# Record set
+---+
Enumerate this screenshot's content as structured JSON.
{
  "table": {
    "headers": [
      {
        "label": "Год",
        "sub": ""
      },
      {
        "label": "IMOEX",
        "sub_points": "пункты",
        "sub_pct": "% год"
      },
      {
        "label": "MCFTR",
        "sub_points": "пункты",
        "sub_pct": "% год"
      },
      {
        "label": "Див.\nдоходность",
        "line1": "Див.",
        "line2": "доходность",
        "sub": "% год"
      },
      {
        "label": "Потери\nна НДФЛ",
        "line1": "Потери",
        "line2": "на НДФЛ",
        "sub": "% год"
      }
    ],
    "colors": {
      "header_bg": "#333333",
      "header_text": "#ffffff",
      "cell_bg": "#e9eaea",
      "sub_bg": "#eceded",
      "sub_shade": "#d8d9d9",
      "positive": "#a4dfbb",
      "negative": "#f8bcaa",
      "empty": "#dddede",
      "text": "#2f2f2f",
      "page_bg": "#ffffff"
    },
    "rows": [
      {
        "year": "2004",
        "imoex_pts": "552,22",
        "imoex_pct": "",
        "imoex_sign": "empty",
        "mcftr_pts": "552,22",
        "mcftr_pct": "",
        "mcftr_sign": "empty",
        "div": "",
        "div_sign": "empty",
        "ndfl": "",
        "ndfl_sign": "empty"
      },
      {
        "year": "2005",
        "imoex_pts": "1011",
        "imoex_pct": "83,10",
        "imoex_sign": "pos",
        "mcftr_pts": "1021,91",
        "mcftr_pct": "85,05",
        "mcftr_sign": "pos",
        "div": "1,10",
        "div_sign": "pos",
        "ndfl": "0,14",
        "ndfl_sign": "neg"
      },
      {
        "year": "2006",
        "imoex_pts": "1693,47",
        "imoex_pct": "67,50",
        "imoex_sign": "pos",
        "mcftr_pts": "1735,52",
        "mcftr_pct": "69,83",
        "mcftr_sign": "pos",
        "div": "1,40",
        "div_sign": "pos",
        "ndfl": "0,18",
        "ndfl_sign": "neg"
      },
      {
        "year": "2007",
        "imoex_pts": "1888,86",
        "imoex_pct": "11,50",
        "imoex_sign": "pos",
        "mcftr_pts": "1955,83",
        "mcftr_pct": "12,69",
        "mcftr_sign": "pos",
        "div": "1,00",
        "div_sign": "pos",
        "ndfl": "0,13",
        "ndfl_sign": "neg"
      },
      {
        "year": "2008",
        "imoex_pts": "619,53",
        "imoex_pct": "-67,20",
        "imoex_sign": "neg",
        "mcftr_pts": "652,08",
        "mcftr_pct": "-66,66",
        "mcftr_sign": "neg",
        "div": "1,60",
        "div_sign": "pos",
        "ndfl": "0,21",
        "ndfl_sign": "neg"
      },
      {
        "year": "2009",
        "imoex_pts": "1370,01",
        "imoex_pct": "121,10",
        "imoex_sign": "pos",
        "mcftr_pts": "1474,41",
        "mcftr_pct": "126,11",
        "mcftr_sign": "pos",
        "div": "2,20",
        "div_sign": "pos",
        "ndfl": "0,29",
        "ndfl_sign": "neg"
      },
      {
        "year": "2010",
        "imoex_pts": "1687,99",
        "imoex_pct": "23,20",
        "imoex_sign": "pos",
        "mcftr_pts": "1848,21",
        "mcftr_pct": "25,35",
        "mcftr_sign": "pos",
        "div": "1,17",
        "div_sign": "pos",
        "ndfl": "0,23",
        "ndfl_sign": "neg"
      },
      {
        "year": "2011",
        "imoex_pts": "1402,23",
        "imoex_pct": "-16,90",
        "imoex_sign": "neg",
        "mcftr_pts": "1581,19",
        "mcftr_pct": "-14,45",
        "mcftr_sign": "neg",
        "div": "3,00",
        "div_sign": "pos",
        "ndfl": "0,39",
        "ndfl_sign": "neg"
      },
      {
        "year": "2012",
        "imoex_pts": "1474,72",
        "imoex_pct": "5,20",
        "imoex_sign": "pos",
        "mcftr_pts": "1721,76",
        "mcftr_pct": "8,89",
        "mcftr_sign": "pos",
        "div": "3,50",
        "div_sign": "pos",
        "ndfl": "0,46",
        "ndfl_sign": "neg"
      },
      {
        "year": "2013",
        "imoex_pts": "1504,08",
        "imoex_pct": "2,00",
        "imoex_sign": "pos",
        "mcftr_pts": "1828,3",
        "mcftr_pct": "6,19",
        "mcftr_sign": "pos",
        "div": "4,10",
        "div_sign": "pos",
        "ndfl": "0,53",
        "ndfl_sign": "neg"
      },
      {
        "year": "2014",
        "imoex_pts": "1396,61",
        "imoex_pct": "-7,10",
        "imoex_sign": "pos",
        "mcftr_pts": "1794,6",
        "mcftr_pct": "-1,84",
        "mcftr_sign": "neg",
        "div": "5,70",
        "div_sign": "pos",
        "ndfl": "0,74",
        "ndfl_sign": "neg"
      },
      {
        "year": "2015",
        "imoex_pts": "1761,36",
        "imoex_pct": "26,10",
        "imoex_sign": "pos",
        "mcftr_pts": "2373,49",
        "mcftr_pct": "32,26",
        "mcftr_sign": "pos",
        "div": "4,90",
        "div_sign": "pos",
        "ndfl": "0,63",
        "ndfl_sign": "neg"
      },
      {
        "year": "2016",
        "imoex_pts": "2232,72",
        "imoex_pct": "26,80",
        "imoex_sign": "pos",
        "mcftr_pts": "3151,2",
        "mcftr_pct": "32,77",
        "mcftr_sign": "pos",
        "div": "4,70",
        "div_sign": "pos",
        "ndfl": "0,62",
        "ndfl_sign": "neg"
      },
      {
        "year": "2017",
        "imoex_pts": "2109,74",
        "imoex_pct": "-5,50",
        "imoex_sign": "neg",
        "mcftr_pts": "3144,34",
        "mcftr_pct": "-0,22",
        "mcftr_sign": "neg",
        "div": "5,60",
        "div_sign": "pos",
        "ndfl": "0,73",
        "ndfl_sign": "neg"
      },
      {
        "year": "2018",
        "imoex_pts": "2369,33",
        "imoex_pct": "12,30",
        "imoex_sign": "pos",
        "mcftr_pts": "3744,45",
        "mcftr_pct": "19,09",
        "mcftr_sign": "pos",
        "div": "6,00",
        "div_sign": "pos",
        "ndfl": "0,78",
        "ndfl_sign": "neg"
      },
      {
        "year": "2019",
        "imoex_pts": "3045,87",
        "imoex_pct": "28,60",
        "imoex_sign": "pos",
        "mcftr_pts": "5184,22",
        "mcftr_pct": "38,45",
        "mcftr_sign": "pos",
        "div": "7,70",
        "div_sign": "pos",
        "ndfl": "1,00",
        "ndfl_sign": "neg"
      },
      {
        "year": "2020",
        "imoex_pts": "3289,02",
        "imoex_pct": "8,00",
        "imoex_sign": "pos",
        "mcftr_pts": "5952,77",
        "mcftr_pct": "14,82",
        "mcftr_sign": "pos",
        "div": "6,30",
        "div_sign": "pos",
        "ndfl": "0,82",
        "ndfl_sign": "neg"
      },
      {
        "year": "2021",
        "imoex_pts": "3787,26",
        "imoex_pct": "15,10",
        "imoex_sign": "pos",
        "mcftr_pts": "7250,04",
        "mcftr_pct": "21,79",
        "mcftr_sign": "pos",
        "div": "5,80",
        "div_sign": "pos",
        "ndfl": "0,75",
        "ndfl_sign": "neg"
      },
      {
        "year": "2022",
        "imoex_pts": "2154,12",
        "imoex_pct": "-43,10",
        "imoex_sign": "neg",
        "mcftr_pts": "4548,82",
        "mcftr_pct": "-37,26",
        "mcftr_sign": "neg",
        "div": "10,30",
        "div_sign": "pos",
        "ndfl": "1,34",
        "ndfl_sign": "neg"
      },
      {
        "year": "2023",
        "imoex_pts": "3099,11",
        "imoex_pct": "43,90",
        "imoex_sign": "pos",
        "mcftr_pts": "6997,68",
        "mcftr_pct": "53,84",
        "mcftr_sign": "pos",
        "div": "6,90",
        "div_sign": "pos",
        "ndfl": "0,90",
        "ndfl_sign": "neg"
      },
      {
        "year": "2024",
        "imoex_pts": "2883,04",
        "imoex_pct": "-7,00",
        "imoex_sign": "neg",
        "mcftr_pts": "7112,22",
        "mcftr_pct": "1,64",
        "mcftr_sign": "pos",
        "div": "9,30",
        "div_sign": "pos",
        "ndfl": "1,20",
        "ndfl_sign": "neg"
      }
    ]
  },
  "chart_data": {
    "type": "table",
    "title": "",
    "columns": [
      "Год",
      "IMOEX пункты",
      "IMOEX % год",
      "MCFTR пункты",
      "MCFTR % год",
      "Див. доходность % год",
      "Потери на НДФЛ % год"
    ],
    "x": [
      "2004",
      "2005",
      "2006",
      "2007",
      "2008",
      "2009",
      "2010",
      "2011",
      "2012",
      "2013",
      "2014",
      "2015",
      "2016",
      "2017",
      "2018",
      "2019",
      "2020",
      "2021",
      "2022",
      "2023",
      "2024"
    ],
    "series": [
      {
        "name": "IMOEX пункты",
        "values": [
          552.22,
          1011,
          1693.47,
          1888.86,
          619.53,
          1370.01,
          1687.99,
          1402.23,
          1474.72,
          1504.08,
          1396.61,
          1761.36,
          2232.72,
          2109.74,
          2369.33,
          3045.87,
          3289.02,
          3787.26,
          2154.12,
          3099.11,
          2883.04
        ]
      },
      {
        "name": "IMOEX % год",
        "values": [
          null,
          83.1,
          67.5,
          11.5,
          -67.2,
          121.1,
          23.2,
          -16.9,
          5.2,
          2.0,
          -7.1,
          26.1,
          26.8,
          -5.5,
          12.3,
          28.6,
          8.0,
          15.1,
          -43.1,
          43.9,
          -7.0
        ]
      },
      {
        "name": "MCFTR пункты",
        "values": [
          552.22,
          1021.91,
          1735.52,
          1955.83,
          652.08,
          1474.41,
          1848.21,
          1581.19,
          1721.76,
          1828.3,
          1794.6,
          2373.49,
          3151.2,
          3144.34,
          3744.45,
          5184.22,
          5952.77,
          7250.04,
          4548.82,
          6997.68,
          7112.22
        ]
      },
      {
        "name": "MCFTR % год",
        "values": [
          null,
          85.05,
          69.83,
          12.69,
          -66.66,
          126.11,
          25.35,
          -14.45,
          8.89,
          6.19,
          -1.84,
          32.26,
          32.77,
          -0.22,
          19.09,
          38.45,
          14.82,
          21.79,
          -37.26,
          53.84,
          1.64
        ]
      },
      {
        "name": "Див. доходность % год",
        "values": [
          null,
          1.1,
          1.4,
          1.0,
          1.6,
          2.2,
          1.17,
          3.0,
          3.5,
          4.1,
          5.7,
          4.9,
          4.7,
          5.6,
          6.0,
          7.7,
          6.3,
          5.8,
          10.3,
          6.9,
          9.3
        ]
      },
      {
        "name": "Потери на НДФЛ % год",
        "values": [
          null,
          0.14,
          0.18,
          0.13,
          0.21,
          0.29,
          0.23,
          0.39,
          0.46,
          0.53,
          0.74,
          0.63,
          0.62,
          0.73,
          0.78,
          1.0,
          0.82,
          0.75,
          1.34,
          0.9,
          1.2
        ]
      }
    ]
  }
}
+---+
# To do
From the entries, copy out each line containing the word "Потери".

# Answer below
        "label": "Потери\nна НДФЛ",
        "line1": "Потери",
      "Потери на НДФЛ % год"
        "name": "Потери на НДФЛ % год",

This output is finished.